§ WORK TO BE COMPLETED:
What lines of the data hold the string "приступа"? Pull each one out.

*****

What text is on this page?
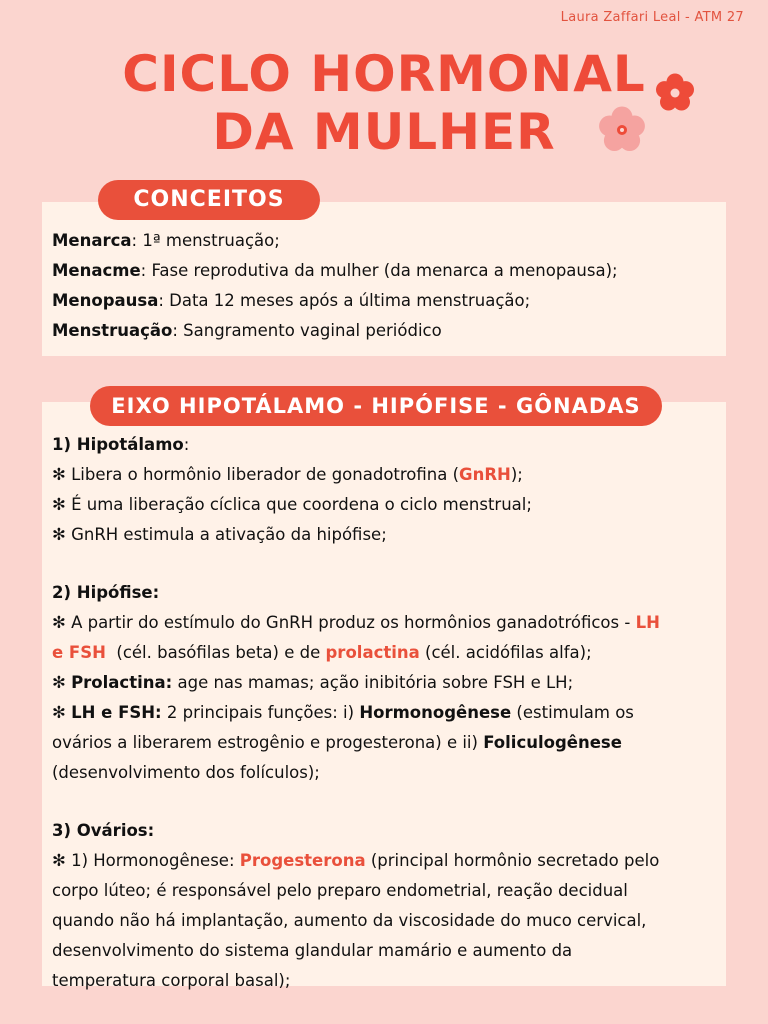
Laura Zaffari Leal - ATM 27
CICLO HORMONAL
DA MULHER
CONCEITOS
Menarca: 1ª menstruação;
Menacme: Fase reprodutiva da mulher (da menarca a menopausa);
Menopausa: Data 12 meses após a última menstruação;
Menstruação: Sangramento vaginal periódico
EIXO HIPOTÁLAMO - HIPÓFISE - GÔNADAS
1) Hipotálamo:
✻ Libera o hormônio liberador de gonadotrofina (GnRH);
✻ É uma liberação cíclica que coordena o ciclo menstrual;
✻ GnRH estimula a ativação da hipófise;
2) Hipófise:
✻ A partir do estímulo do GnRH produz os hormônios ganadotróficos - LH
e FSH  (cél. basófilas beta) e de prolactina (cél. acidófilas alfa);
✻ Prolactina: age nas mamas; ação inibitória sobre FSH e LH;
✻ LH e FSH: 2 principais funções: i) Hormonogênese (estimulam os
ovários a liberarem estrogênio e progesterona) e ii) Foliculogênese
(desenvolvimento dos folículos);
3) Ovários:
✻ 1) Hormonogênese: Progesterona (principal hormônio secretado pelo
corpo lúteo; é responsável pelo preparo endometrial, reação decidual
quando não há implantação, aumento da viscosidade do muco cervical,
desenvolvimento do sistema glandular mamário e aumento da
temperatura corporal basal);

*****

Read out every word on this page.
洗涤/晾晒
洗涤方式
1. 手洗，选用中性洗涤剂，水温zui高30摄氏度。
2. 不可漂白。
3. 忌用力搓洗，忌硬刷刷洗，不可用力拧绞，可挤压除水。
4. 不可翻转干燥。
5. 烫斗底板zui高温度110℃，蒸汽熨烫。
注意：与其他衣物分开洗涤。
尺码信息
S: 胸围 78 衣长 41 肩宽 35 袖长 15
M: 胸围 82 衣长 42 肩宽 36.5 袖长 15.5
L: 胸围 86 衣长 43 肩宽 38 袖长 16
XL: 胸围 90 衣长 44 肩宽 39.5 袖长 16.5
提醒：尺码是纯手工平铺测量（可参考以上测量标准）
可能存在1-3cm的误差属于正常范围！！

*****

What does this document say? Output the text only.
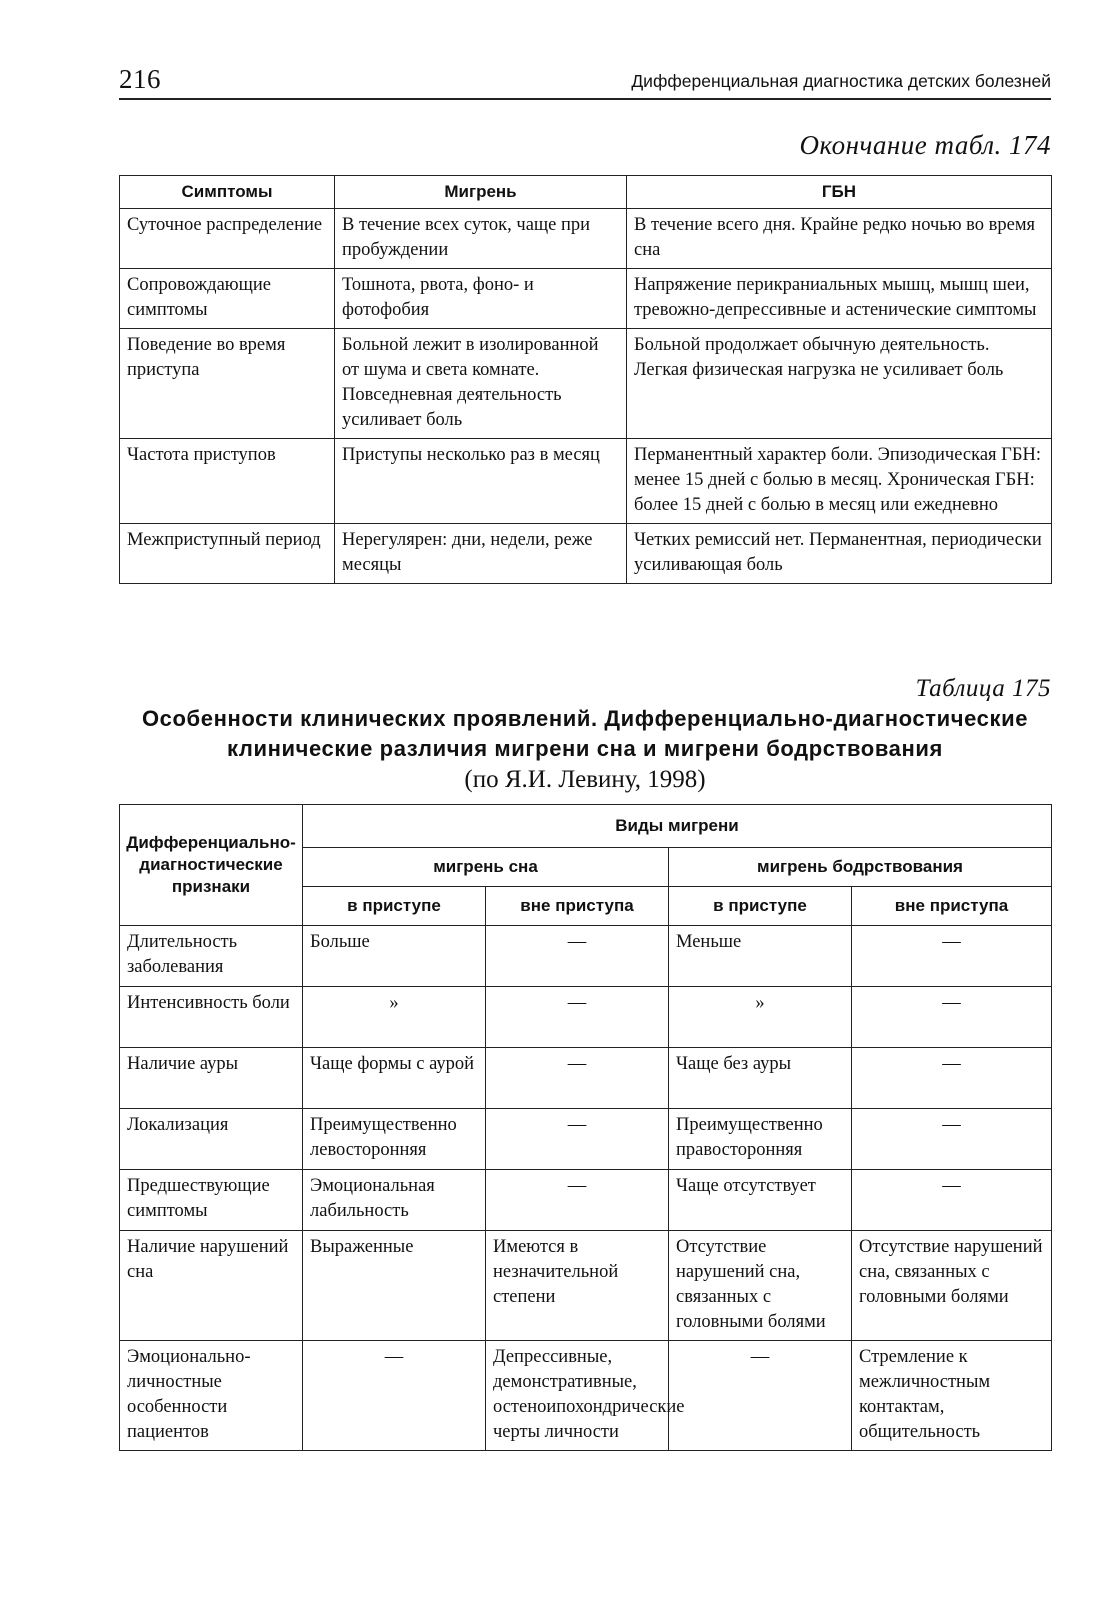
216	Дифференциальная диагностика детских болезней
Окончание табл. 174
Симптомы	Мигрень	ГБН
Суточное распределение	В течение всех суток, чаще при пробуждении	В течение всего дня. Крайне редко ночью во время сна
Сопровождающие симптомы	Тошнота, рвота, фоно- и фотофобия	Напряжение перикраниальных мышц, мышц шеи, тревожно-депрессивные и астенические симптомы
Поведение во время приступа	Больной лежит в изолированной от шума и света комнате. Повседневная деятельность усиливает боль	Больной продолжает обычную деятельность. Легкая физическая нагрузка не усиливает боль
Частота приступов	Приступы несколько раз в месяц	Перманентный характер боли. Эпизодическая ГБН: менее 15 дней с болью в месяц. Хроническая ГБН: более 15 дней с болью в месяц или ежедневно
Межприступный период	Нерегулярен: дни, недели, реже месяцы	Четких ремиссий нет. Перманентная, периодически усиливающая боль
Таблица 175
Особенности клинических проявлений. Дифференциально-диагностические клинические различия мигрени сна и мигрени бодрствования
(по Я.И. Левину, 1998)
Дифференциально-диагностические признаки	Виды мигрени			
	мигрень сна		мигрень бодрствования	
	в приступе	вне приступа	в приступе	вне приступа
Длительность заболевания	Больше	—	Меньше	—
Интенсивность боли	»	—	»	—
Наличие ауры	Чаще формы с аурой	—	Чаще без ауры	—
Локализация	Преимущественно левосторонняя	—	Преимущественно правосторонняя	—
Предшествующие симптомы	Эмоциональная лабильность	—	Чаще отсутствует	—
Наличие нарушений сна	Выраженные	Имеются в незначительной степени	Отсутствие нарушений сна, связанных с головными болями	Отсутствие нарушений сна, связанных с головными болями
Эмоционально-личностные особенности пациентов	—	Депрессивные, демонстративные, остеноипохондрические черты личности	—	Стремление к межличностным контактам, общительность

*****

§ PROBLEM SOLUTION:
Поведение во время приступа	Больной лежит в изолированной от шума и света комнате. Повседневная деятельность усиливает боль	Больной продолжает обычную деятельность. Легкая физическая нагрузка не усиливает боль
	в приступе	вне приступа	в приступе	вне приступа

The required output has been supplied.